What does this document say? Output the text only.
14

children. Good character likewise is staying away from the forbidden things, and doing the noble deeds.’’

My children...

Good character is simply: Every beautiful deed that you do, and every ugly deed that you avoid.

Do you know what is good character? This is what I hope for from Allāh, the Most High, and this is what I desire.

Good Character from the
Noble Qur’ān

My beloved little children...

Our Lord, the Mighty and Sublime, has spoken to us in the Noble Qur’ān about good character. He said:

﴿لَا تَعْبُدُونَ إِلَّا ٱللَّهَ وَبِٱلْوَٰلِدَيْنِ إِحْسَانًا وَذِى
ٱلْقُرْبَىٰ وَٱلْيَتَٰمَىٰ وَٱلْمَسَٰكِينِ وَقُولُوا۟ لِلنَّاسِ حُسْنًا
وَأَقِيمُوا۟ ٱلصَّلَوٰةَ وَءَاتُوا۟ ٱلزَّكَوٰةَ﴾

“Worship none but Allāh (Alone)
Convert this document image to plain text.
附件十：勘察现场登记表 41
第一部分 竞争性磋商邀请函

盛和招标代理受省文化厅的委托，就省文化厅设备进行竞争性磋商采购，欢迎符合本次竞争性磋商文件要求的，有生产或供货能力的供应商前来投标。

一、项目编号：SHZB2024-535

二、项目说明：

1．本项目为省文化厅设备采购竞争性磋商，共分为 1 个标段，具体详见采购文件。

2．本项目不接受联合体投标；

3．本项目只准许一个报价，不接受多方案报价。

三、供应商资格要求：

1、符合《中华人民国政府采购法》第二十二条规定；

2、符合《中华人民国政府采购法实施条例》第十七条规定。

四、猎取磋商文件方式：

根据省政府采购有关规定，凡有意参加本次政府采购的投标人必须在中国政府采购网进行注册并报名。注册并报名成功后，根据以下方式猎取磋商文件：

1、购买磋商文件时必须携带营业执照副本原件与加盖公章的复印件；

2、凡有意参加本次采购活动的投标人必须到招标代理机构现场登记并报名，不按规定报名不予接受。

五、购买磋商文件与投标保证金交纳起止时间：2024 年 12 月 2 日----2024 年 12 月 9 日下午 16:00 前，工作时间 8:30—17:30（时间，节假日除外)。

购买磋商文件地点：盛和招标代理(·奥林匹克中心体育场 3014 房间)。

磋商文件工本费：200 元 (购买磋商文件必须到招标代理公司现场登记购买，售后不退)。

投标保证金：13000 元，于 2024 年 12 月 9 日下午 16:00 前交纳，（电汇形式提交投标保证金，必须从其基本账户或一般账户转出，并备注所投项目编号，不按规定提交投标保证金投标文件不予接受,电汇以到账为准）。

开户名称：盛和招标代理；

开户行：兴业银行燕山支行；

################

- _WHAT YOU ARE ASKED TO DO_
Check each line of the records for "document" and copy the ones that contain it.

- _TASK RESPONSE_
What does this document say? Output the text only.
Convert this document image to plain text.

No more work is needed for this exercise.